───── TEXTO DE LECTURA ─────

Los comunistas extranjeros de más alto rango —altos oficiales de la Komintern, líderes de partidos comunistas locales— se alojaban en el perfectamente equipado hotel Lux, cercano al Kremlin. Sus hijos iban a escuelas especiales. Markus Wolf, más adelante el jefe de espías más famoso de Alemania del Este, y Wolfgang Leonhard, más adelante su más notable desertor, asistieron al mismo instituto de Moscú para hijos de comunistas alemanes. Los que tenían un estatus ligeramente inferior conseguían empleos en periódicos en otras lenguas, o en el Socorro Rojo Internacional, que contribuía con campañas de apoyo a los comunistas encarcelados en prisiones occidentales. Otros trabajaban en centrales y fábricas desperdigadas por todo el país.

─────

EJERCICIOS PROPUESTOS>
a: Transcribe el pasaje del texto sobre los comunistas extranjeros en Moscú que empieza en "Los comunistas extranjeros" y termina en "todo el país.".
b: Por favor, traduce al inglés esta oración del texto sobre los comunistas extranjeros en Moscú: "Otros trabajaban en centrales y fábricas desperdigadas por todo el país."
c: Prosigue el texto sobre los comunistas extranjeros en Moscú a partir de su última oración.

───── DATOS MOSTRADOS ─────

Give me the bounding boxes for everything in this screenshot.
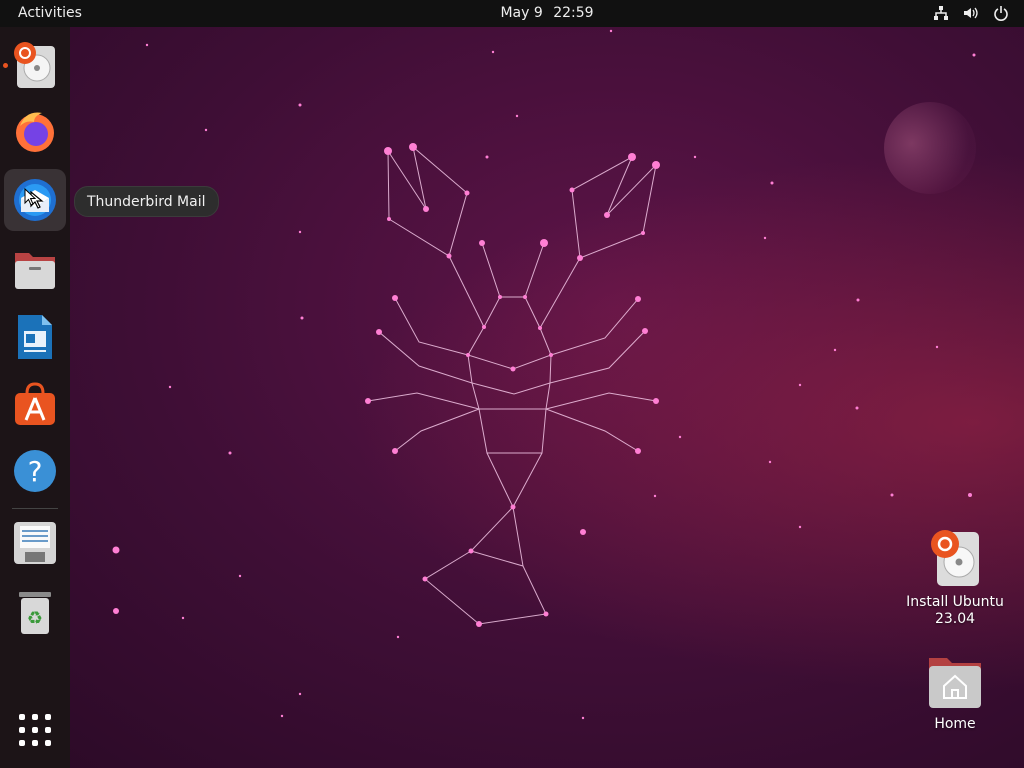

─────

RESULTADOS DEL EJERCICIO>
a:
Los comunistas extranjeros de más alto rango —altos oficiales de la Komintern, líderes de partidos comunistas locales— se alojaban en el perfectamente equipado hotel Lux, cercano al Kremlin. Sus hijos iban a escuelas especiales. Markus Wolf, más adelante el jefe de espías más famoso de Alemania del Este, y Wolfgang Leonhard, más adelante su más notable desertor, asistieron al mismo instituto de Moscú para hijos de comunistas alemanes. Los que tenían un estatus ligeramente inferior conseguían empleos en periódicos en otras lenguas, o en el Socorro Rojo Internacional, que contribuía con campañas de apoyo a los comunistas encarcelados en prisiones occidentales. Otros trabajaban en centrales y fábricas desperdigadas por todo el país.

b: Others worked in power plants and factories scattered throughout the country.

c:
Aun ocupando posiciones de altísimo nivel, e incluso estando bien considerados, esos extranjeros privilegiados dependían por completo de la buena voluntad de sus anfitriones soviéticos, y de los caprichos de Stalin en particular. El diario de Dimitrov, el dirigente búlgaro de la Komintern, ilustra esta enorme dependencia con una reiteración casi cómica. Durante más de una década, hizo constar con pedantería cada uno de los encuentros y conversaciones que mantenía con Stalin, incluido el momento en que llamó a Stalin y el generalísimo colgó el auricular en cuanto reconoció la voz de Dimitrov[22].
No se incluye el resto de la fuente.